#### [Task instructions]
Count each line below that has "will" anywhere in it. Answer with the total alone.

---- Source material

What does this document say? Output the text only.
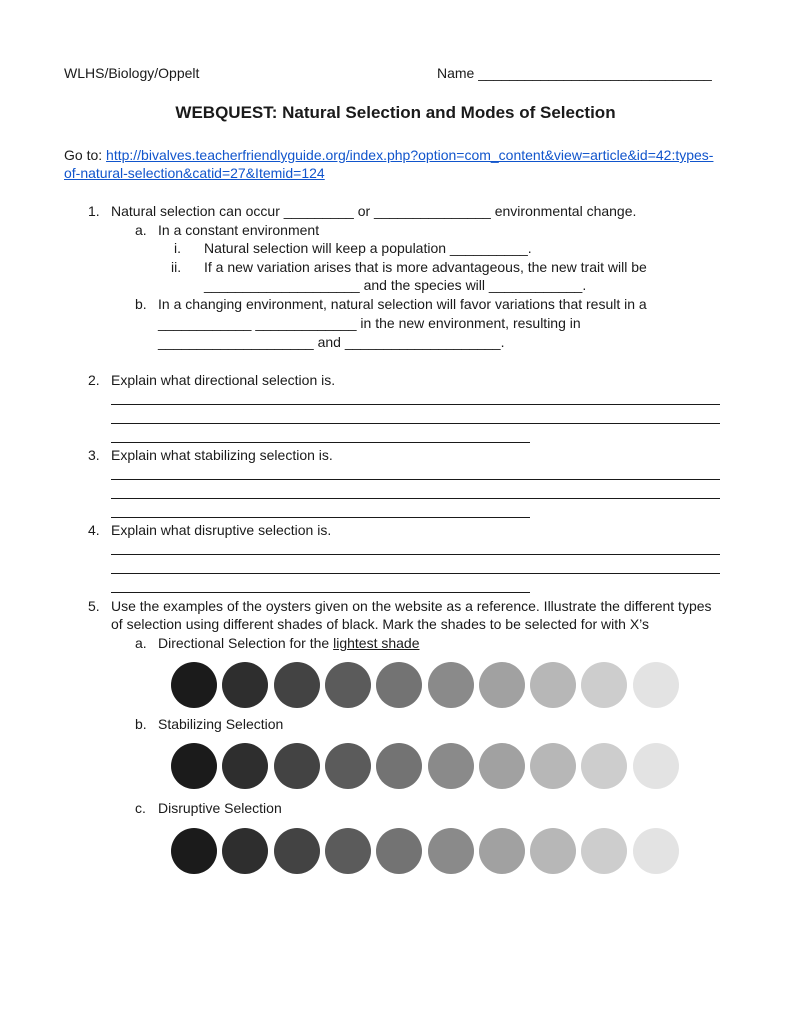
WLHS/Biology/Oppelt	Name ______________________________
WEBQUEST: Natural Selection and Modes of Selection
Go to: http://bivalves.teacherfriendlyguide.org/index.php?option=com_content&view=article&id=42:types-
of-natural-selection&catid=27&Itemid=124
1. Natural selection can occur _________ or _______________ environmental change.
a. In a constant environment
i. Natural selection will keep a population __________.
ii. If a new variation arises that is more advantageous, the new trait will be
____________________ and the species will ____________.
b. In a changing environment, natural selection will favor variations that result in a
____________ _____________ in the new environment, resulting in
____________________ and ____________________.
2. Explain what directional selection is.
3. Explain what stabilizing selection is.
4. Explain what disruptive selection is.
5. Use the examples of the oysters given on the website as a reference. Illustrate the different types
of selection using different shades of black. Mark the shades to be selected for with X’s
a. Directional Selection for the lightest shade
b. Stabilizing Selection
c. Disruptive Selection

--------

#### [The solution]
4